DIRECTIVE.
Show every line in the records below that contains the word "students".

LISTED ENTRIES.
=-=-=-=-=
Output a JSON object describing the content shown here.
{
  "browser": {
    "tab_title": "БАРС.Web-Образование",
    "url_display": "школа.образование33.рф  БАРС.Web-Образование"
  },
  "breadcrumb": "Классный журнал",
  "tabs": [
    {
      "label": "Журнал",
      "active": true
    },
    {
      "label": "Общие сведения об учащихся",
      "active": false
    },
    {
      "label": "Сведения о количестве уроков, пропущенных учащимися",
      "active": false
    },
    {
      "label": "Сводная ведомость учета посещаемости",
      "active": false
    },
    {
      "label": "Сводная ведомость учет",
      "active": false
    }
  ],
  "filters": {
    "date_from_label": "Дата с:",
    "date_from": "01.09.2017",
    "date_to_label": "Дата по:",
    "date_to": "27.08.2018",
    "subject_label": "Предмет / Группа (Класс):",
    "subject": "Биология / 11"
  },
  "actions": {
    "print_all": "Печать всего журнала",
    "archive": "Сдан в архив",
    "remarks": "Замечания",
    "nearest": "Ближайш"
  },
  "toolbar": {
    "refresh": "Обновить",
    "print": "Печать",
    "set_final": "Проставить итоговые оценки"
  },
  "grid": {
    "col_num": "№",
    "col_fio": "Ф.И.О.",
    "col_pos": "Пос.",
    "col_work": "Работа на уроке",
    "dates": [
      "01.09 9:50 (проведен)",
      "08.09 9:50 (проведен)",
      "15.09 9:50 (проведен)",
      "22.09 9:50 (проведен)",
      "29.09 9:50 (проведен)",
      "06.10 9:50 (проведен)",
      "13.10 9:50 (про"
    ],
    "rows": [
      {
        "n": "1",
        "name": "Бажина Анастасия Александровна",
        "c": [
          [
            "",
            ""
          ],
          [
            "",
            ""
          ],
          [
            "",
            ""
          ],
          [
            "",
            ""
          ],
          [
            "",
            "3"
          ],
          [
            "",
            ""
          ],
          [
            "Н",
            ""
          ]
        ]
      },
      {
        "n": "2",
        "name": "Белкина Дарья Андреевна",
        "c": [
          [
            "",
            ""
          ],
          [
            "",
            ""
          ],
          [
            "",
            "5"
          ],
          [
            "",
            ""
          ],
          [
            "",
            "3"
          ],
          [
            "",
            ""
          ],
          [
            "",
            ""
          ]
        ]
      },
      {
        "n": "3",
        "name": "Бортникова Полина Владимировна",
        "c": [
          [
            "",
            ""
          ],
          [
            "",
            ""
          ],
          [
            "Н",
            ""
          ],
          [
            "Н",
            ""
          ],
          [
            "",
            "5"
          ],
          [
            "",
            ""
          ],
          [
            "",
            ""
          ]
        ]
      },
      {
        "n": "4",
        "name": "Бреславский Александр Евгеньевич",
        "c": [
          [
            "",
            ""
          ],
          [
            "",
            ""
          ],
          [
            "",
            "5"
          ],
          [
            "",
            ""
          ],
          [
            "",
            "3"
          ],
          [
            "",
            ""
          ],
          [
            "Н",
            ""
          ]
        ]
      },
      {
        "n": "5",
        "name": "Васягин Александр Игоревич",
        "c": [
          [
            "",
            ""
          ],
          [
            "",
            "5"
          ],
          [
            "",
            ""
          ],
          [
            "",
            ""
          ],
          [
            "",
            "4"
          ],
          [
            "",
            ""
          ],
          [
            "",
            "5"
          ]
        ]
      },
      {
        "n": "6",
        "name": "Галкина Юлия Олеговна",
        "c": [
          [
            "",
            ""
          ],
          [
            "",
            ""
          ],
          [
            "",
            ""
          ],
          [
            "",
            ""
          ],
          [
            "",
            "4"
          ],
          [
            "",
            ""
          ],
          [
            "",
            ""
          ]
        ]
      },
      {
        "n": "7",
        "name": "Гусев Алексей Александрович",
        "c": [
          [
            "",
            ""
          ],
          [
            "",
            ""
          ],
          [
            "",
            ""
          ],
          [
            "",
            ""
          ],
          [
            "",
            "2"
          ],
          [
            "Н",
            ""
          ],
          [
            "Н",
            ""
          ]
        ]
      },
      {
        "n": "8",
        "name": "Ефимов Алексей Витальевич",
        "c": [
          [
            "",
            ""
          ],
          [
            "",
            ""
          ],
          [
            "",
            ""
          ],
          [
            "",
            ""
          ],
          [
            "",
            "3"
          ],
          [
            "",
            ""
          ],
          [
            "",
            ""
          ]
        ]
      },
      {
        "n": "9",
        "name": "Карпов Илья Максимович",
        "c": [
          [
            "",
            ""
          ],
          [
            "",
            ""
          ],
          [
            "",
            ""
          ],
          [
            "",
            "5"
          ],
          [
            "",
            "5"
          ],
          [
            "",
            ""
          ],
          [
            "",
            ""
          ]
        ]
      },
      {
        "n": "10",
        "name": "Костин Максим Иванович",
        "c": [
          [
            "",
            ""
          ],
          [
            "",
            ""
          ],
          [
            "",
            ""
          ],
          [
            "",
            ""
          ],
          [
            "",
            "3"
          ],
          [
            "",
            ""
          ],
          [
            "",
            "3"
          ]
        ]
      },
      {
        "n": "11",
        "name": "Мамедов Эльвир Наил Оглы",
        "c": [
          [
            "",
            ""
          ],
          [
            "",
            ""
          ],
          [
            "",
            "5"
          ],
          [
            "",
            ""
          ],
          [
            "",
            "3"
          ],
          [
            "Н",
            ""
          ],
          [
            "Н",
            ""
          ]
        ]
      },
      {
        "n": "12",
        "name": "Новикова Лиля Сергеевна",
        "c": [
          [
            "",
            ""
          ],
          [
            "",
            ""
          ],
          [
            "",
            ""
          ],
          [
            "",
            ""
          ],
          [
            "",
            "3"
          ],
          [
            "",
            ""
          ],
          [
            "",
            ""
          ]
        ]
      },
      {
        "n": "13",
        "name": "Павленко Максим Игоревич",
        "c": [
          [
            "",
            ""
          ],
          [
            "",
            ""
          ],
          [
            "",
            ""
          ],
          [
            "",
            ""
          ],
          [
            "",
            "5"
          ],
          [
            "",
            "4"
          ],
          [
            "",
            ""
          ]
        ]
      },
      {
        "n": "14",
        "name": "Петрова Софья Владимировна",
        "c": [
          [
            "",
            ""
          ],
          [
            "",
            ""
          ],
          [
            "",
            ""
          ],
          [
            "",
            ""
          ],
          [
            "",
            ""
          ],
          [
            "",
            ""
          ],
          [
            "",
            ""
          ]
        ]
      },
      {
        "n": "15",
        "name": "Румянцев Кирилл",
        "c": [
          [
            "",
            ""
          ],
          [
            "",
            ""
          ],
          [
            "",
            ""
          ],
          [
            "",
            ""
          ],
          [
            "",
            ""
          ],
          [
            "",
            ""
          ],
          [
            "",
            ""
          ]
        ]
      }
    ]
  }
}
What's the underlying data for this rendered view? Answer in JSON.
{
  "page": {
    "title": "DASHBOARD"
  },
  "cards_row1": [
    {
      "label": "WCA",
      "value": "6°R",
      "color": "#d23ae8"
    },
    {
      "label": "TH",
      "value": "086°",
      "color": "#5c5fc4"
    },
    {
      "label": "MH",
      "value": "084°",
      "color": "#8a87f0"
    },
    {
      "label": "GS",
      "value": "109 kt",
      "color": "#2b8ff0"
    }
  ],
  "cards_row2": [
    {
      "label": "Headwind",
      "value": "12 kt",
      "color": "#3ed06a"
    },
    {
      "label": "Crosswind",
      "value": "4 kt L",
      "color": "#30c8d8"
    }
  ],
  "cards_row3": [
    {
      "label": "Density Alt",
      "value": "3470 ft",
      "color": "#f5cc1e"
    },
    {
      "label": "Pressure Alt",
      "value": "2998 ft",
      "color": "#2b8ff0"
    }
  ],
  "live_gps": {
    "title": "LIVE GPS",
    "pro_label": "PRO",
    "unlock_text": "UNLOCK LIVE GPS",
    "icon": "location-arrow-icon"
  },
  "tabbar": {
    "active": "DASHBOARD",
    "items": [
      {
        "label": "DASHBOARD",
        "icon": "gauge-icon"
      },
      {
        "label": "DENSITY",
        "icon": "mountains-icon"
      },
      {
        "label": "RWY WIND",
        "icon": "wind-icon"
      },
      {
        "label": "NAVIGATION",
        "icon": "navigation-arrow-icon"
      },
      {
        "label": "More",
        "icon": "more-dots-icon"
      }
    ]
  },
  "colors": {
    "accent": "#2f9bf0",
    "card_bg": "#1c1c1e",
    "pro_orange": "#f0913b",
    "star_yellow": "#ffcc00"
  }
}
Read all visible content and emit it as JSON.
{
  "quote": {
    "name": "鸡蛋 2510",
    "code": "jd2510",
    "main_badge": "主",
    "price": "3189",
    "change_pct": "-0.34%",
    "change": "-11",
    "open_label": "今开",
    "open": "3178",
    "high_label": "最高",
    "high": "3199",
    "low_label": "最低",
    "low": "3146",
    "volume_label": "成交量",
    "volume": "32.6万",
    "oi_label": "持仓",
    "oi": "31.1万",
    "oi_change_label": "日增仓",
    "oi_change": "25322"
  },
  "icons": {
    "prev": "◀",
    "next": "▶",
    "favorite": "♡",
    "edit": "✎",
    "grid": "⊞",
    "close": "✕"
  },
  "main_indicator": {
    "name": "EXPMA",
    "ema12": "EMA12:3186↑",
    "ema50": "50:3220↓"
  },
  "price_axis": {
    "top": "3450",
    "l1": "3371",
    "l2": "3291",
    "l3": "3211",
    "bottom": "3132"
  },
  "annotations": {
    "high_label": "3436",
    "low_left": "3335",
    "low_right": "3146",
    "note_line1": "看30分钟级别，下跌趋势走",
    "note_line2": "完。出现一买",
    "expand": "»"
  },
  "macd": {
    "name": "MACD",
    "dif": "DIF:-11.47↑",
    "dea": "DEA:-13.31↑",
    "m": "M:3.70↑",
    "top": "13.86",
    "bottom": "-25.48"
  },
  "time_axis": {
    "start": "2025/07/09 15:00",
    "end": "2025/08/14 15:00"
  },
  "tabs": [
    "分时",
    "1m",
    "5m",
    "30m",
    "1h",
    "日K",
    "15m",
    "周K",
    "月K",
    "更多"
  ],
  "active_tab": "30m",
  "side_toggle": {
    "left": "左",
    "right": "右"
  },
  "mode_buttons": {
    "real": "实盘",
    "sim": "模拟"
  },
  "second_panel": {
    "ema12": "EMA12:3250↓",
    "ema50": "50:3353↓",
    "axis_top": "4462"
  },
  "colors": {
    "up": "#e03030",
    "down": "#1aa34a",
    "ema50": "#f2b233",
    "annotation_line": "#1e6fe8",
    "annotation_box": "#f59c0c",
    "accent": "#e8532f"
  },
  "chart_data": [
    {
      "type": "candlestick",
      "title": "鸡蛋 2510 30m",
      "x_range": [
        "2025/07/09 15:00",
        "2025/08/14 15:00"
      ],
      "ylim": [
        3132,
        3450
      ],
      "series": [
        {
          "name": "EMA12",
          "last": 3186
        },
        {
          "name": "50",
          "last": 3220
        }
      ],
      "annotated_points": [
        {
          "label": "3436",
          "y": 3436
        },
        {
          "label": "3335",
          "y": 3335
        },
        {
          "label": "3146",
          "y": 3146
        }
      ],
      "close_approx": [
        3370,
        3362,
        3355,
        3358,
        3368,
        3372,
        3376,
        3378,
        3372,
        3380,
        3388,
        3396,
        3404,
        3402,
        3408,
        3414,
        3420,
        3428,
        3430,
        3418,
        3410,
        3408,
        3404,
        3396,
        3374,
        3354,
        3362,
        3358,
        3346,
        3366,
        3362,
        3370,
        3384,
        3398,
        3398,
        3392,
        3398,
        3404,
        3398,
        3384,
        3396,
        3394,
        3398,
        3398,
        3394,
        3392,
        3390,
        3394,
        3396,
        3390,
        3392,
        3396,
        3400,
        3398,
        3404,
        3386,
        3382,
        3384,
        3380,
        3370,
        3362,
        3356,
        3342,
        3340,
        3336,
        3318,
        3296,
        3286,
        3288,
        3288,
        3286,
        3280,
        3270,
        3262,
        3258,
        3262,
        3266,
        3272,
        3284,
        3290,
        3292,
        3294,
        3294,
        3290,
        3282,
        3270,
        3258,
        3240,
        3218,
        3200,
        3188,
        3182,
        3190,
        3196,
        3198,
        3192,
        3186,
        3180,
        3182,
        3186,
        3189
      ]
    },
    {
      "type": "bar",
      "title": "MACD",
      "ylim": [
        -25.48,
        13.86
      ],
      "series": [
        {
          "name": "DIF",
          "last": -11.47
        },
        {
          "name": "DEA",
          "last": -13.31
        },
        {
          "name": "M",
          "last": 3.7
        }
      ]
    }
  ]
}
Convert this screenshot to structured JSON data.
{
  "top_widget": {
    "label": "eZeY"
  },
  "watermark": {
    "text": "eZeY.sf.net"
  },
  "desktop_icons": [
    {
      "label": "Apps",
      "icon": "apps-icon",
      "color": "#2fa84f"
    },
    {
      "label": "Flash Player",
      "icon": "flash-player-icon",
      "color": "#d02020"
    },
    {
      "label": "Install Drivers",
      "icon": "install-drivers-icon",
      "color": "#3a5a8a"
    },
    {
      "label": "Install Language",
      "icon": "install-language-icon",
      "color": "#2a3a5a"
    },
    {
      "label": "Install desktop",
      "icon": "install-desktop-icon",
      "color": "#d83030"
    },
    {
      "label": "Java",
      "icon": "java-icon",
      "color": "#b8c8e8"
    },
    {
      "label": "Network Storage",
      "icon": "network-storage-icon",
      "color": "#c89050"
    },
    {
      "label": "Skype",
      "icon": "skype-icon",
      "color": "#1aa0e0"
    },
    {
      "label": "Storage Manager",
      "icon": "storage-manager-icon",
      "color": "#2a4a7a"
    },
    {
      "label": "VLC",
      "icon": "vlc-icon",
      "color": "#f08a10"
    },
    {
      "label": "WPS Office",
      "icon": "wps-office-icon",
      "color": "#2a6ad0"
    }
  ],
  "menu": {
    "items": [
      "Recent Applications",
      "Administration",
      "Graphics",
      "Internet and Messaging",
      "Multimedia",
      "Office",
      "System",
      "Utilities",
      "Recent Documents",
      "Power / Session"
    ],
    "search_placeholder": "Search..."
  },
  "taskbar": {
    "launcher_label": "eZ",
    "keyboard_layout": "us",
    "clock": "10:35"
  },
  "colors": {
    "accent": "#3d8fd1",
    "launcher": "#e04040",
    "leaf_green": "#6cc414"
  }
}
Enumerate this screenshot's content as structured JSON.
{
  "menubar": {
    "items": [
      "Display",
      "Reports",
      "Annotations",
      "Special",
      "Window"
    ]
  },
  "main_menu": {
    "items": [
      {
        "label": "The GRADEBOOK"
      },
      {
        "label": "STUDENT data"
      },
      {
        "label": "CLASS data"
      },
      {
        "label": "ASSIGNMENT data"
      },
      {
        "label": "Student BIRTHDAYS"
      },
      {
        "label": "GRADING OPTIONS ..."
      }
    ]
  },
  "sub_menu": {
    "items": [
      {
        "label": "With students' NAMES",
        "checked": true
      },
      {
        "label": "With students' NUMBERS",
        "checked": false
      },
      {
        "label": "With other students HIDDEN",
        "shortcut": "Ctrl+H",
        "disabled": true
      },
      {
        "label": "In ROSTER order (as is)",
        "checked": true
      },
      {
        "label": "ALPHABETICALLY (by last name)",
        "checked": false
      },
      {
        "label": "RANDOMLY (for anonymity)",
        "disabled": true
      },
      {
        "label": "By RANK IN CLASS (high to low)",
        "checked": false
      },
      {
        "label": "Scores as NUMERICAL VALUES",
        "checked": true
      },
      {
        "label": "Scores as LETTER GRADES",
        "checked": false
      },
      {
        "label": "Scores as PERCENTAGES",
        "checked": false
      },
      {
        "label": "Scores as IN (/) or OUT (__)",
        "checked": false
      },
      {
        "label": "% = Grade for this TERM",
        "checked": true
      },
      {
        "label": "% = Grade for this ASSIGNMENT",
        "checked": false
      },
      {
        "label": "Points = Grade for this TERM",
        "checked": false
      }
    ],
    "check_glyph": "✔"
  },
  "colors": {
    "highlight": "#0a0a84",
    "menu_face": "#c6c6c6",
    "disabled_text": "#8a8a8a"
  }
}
=-=-=-=-=
EXPECTED ANSWER.
        "label": "With students' NAMES",
        "label": "With students' NUMBERS",
        "label": "With other students HIDDEN",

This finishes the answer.